_TASK DIRECTIONS_: Copy out every line of the records where the string "założeniem" occurs.

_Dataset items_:
^^^^

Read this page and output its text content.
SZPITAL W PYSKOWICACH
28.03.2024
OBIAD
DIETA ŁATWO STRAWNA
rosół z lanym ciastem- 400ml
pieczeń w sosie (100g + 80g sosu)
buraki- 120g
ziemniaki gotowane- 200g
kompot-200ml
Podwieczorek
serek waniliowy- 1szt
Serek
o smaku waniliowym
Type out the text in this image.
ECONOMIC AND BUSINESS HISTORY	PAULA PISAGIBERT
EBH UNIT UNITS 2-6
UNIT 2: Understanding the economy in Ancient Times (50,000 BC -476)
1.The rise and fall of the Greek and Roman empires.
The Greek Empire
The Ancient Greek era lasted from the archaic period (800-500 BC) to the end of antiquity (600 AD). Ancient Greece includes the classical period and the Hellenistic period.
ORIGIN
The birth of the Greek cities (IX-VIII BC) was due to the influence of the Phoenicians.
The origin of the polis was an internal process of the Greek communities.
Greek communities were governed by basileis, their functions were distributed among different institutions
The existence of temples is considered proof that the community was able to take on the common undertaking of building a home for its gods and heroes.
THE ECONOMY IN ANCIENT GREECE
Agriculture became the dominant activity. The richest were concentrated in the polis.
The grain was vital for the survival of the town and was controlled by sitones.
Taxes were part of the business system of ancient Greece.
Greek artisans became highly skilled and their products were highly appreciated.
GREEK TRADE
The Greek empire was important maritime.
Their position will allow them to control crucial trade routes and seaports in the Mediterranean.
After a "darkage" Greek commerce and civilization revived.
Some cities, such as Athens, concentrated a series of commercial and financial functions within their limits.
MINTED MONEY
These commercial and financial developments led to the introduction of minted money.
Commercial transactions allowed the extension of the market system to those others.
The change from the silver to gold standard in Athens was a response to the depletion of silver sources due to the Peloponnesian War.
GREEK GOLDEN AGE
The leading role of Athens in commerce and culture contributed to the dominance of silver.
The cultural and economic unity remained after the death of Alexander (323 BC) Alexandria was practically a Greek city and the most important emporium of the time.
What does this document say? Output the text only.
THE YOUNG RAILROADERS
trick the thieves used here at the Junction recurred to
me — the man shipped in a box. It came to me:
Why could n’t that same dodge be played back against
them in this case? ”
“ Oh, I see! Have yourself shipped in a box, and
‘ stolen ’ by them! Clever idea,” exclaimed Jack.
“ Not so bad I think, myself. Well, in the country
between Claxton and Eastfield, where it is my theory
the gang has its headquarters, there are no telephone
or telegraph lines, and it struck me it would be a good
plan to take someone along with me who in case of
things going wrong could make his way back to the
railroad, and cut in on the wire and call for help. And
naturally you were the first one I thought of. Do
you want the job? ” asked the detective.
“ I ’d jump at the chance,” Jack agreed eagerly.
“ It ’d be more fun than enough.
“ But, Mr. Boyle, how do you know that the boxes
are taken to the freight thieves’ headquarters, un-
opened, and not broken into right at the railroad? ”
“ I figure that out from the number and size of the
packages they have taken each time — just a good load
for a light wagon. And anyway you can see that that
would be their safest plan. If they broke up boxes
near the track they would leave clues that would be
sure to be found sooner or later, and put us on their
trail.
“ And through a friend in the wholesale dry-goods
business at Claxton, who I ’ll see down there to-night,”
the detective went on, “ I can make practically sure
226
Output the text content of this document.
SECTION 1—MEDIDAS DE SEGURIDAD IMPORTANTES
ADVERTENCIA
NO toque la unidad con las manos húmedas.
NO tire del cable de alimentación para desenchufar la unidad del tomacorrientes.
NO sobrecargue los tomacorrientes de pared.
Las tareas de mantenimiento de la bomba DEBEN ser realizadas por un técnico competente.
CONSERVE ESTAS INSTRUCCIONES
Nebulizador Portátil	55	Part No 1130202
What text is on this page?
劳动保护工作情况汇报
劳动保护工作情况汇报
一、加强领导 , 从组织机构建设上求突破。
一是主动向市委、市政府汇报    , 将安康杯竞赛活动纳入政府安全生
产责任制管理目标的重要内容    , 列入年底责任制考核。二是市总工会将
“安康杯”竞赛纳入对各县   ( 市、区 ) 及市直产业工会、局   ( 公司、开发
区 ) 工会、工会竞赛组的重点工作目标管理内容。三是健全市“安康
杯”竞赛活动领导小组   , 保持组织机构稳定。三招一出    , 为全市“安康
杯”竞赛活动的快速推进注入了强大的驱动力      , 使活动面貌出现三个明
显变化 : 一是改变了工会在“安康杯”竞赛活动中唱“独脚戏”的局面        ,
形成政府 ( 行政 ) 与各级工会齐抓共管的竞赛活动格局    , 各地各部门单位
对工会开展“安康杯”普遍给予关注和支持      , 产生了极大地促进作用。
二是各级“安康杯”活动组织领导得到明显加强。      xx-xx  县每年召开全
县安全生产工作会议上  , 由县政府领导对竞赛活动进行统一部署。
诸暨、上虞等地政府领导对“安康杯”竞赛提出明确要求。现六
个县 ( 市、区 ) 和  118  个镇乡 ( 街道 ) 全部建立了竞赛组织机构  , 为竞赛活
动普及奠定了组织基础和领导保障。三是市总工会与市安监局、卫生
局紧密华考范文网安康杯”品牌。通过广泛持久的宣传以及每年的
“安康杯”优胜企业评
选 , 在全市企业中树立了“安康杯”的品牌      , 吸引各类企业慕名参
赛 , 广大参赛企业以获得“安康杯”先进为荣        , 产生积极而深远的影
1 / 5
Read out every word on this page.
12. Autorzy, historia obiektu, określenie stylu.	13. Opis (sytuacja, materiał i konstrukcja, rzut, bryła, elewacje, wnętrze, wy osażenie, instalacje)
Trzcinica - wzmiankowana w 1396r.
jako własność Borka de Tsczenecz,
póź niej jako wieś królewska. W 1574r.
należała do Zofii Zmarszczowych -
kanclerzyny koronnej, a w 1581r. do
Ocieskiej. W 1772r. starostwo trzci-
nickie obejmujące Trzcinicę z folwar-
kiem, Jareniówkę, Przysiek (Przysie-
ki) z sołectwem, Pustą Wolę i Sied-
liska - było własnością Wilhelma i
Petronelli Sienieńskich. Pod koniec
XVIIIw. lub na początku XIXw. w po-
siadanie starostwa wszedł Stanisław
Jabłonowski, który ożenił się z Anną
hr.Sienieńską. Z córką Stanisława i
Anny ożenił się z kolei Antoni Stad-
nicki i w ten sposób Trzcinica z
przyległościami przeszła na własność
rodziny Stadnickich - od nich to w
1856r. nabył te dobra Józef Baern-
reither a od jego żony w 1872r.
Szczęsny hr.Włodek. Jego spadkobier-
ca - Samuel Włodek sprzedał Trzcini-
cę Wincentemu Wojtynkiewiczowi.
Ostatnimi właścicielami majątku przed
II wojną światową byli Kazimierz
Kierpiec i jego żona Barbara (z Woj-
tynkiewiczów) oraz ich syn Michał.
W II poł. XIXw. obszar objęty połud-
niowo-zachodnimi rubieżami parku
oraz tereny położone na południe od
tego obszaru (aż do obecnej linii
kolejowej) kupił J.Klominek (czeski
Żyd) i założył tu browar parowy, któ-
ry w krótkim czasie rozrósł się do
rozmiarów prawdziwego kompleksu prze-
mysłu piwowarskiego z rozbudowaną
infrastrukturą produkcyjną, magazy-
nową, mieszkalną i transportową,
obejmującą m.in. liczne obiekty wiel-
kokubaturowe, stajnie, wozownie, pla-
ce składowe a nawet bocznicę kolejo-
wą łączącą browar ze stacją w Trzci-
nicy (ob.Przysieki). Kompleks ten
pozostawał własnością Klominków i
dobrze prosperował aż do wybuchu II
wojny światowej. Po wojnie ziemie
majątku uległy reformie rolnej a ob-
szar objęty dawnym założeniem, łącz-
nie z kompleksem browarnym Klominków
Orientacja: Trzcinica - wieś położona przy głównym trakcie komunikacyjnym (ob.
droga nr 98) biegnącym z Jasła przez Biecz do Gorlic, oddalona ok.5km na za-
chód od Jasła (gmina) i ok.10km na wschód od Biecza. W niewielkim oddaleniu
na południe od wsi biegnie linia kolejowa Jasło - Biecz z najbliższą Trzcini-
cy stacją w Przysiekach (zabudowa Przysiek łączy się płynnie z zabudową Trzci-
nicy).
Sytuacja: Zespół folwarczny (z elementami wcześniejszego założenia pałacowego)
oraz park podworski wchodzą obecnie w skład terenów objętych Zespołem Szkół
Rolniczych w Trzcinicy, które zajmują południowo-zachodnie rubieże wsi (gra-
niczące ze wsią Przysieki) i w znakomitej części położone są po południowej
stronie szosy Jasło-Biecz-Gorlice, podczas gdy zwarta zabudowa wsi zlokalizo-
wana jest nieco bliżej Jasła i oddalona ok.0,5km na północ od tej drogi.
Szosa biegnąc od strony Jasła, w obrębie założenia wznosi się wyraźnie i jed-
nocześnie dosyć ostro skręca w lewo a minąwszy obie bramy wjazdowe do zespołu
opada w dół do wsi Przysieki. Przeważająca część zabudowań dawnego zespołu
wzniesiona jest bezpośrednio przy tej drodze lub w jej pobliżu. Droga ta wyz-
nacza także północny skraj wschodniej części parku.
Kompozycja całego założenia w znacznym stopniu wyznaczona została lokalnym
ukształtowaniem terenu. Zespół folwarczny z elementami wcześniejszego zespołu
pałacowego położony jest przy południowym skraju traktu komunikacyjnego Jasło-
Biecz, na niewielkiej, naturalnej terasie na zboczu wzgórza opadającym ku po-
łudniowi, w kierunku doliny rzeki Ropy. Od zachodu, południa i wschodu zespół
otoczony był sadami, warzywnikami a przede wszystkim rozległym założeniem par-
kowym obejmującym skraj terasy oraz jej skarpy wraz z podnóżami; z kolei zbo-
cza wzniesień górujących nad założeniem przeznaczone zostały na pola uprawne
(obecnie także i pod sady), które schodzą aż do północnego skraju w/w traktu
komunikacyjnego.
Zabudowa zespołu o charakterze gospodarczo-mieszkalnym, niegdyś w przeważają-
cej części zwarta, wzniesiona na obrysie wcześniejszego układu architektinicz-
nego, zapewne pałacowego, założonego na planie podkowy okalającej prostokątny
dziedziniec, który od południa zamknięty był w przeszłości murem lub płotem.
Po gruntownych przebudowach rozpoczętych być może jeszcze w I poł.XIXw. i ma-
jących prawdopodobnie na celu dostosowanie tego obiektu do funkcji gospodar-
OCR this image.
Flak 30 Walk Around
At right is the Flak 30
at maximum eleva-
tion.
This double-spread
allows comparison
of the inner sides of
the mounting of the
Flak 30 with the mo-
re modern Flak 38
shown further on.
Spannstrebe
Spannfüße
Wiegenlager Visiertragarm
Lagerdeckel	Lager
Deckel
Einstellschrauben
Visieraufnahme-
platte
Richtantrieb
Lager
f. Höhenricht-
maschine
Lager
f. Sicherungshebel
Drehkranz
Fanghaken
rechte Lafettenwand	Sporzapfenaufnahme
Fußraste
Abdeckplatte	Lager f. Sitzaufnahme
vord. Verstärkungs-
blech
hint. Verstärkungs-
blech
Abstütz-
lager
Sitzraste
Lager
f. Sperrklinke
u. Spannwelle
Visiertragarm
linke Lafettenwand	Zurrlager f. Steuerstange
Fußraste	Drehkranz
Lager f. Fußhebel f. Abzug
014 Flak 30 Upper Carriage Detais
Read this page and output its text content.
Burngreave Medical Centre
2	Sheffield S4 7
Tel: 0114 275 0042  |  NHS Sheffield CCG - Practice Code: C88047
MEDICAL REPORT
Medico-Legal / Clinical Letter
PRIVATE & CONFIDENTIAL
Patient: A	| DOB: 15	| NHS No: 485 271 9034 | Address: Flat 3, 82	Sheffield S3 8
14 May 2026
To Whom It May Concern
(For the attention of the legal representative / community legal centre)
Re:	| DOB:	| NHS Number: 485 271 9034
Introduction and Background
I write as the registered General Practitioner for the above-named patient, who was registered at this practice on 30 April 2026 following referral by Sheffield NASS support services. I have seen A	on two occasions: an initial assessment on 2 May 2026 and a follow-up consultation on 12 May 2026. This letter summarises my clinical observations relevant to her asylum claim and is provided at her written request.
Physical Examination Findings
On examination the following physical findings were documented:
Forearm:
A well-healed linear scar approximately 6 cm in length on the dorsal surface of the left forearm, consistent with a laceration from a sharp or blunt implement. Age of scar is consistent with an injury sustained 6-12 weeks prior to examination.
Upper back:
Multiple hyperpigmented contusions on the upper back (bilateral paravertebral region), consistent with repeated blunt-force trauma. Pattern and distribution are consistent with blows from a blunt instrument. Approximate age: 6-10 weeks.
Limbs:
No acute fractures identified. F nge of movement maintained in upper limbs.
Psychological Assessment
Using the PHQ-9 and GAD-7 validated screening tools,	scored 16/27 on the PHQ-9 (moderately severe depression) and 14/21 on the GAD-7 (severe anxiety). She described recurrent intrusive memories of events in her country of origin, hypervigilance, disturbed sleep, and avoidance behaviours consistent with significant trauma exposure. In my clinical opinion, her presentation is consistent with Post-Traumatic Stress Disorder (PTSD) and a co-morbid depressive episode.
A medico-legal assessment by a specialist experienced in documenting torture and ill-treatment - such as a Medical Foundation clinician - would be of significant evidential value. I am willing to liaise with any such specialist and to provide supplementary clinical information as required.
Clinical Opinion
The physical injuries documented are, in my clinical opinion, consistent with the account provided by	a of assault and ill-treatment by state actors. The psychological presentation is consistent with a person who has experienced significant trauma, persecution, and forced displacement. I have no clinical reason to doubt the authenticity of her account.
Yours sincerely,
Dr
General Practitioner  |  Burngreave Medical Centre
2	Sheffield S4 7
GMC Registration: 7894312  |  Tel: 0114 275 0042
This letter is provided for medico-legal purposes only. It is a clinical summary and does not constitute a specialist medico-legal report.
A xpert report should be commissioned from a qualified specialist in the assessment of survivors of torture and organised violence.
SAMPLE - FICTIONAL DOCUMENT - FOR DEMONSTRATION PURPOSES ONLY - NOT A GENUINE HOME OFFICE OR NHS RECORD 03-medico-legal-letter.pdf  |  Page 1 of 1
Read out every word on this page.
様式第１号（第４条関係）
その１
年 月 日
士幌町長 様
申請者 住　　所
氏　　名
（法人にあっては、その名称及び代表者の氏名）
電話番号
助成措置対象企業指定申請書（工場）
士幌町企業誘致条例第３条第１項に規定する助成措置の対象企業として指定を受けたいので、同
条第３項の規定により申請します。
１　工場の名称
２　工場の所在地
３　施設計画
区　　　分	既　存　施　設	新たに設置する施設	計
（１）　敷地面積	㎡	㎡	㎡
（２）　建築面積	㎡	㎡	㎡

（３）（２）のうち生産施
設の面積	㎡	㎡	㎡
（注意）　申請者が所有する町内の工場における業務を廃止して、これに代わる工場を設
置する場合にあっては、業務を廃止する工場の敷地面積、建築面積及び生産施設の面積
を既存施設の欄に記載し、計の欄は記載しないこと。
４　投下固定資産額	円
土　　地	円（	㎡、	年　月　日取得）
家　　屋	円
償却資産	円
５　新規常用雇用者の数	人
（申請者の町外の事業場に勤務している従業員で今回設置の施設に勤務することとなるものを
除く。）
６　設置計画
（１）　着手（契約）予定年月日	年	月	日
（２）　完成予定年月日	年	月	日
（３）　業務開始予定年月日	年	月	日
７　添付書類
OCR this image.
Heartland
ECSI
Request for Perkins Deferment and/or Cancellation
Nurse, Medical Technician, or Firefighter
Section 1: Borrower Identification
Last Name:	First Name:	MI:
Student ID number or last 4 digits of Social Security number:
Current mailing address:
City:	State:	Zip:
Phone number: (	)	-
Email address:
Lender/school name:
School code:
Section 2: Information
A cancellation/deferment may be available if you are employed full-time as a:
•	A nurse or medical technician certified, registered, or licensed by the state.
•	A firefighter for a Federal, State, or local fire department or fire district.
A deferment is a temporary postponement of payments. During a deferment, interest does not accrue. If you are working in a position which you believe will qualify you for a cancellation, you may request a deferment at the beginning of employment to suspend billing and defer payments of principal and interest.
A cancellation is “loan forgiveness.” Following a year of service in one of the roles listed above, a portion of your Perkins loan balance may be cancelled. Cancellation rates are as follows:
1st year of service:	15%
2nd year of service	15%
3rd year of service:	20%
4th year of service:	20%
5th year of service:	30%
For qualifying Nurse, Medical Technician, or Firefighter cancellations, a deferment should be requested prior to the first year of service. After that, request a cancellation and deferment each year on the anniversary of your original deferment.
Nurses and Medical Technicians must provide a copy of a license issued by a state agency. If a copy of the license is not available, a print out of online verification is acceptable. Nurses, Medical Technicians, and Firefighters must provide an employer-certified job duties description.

^^^^

_THE OUTPUT_:
szar objęty dawnym założeniem, łącz-
otoczony był sadami, warzywnikami a przede wszystkim rozległym założeniem par-
cza wzniesień górujących nad założeniem przeznaczone zostały na pola uprawne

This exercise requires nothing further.